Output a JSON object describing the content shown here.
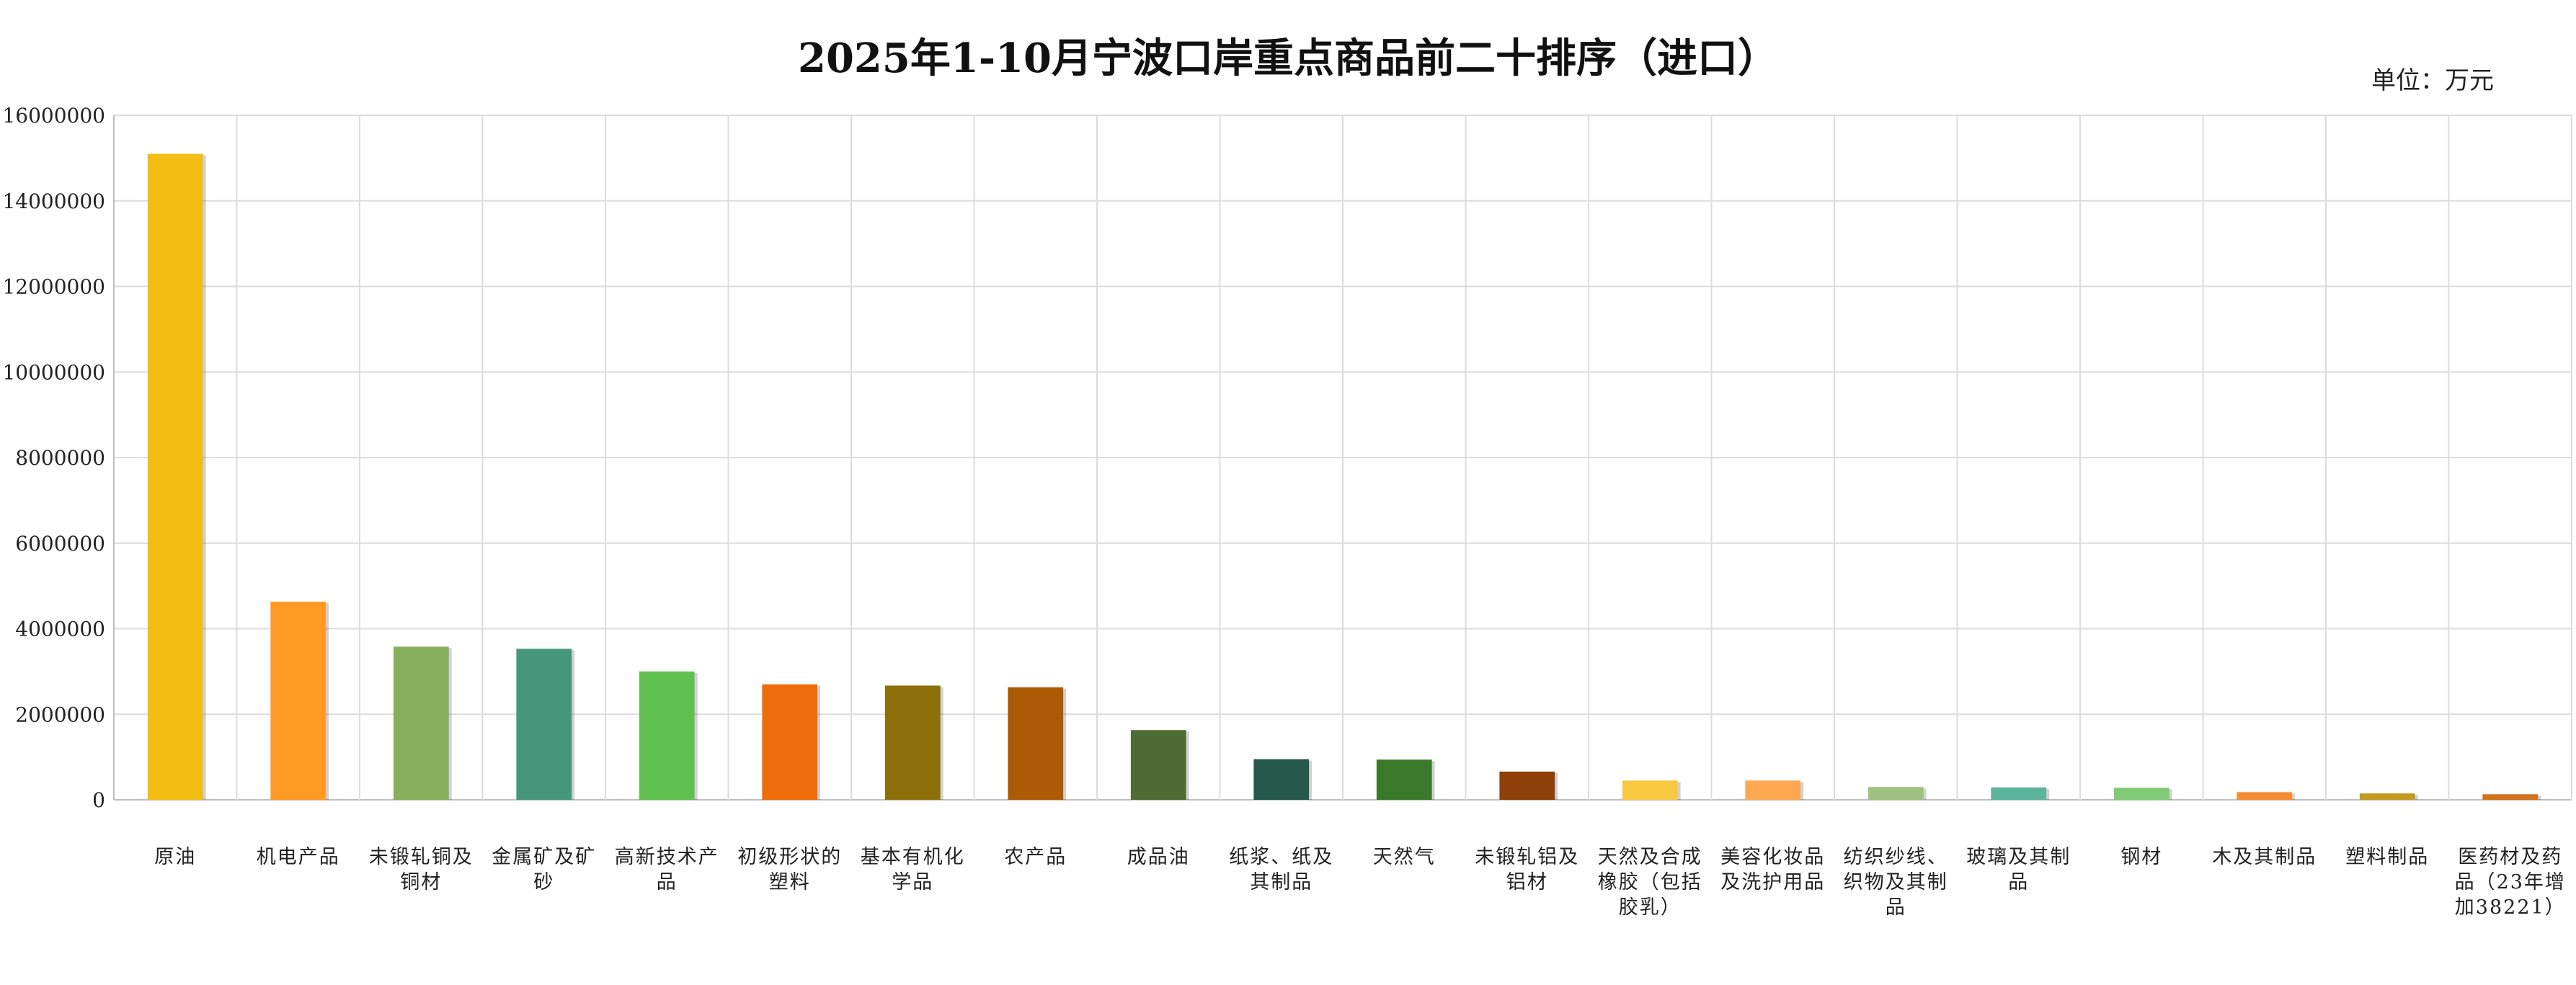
{
  "chart_data": {
    "type": "bar",
    "title": "2025年1-10月宁波口岸重点商品前二十排序（进口）",
    "unit": "单位：万元",
    "xlabel": "",
    "ylabel": "",
    "ylim": [
      0,
      16000000
    ],
    "yticks": [
      0,
      2000000,
      4000000,
      6000000,
      8000000,
      10000000,
      12000000,
      14000000,
      16000000
    ],
    "ytick_labels": [
      "0",
      "2000000",
      "4000000",
      "6000000",
      "8000000",
      "10000000",
      "12000000",
      "14000000",
      "16000000"
    ],
    "grid": true,
    "legend": "none",
    "categories": [
      [
        "原油"
      ],
      [
        "机电产品"
      ],
      [
        "未锻轧铜及",
        "铜材"
      ],
      [
        "金属矿及矿",
        "砂"
      ],
      [
        "高新技术产",
        "品"
      ],
      [
        "初级形状的",
        "塑料"
      ],
      [
        "基本有机化",
        "学品"
      ],
      [
        "农产品"
      ],
      [
        "成品油"
      ],
      [
        "纸浆、纸及",
        "其制品"
      ],
      [
        "天然气"
      ],
      [
        "未锻轧铝及",
        "铝材"
      ],
      [
        "天然及合成",
        "橡胶（包括",
        "胶乳）"
      ],
      [
        "美容化妆品",
        "及洗护用品"
      ],
      [
        "纺织纱线、",
        "织物及其制",
        "品"
      ],
      [
        "玻璃及其制",
        "品"
      ],
      [
        "钢材"
      ],
      [
        "木及其制品"
      ],
      [
        "塑料制品"
      ],
      [
        "医药材及药",
        "品（23年增",
        "加38221）"
      ]
    ],
    "values": [
      15100000,
      4630000,
      3580000,
      3530000,
      3000000,
      2700000,
      2670000,
      2630000,
      1630000,
      950000,
      940000,
      660000,
      450000,
      450000,
      300000,
      290000,
      280000,
      180000,
      150000,
      130000
    ],
    "colors": [
      "#F2BE13",
      "#FF9A25",
      "#87B05D",
      "#45967A",
      "#5FC050",
      "#F06C0A",
      "#8E700A",
      "#AD5A06",
      "#4E6B34",
      "#25574A",
      "#3A7A2A",
      "#8E4008",
      "#F8C840",
      "#FFA852",
      "#9EC27F",
      "#5BB39A",
      "#7FCA74",
      "#F58E33",
      "#C29A20",
      "#D2711A"
    ]
  }
}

=== AIM ===
Leave out the pictures and repeat everything else in the records exactly.

=== EXPECTED ANSWER ===
Output a JSON object describing the content shown here.
{
  "chart_data": {
    "type": "bar",
    "title": "2025年1-10月宁波口岸重点商品前二十排序（进口）",
    "unit": "单位：万元",
    "xlabel": "",
    "ylabel": "",
    "ylim": [
      0,
      16000000
    ],
    "yticks": [
      0,
      2000000,
      4000000,
      6000000,
      8000000,
      10000000,
      12000000,
      14000000,
      16000000
    ],
    "ytick_labels": [
      "0",
      "2000000",
      "4000000",
      "6000000",
      "8000000",
      "10000000",
      "12000000",
      "14000000",
      "16000000"
    ],
    "grid": true,
    "legend": "none",
    "categories": [
      [
        "原油"
      ],
      [
        "机电产品"
      ],
      [
        "未锻轧铜及",
        "铜材"
      ],
      [
        "金属矿及矿",
        "砂"
      ],
      [
        "高新技术产",
        "品"
      ],
      [
        "初级形状的",
        "塑料"
      ],
      [
        "基本有机化",
        "学品"
      ],
      [
        "农产品"
      ],
      [
        "成品油"
      ],
      [
        "纸浆、纸及",
        "其制品"
      ],
      [
        "天然气"
      ],
      [
        "未锻轧铝及",
        "铝材"
      ],
      [
        "天然及合成",
        "橡胶（包括",
        "胶乳）"
      ],
      [
        "美容化妆品",
        "及洗护用品"
      ],
      [
        "纺织纱线、",
        "织物及其制",
        "品"
      ],
      [
        "玻璃及其制",
        "品"
      ],
      [
        "钢材"
      ],
      [
        "木及其制品"
      ],
      [
        "塑料制品"
      ],
      [
        "医药材及药",
        "品（23年增",
        "加38221）"
      ]
    ],
    "values": [
      15100000,
      4630000,
      3580000,
      3530000,
      3000000,
      2700000,
      2670000,
      2630000,
      1630000,
      950000,
      940000,
      660000,
      450000,
      450000,
      300000,
      290000,
      280000,
      180000,
      150000,
      130000
    ],
    "colors": [
      "#F2BE13",
      "#FF9A25",
      "#87B05D",
      "#45967A",
      "#5FC050",
      "#F06C0A",
      "#8E700A",
      "#AD5A06",
      "#4E6B34",
      "#25574A",
      "#3A7A2A",
      "#8E4008",
      "#F8C840",
      "#FFA852",
      "#9EC27F",
      "#5BB39A",
      "#7FCA74",
      "#F58E33",
      "#C29A20",
      "#D2711A"
    ]
  }
}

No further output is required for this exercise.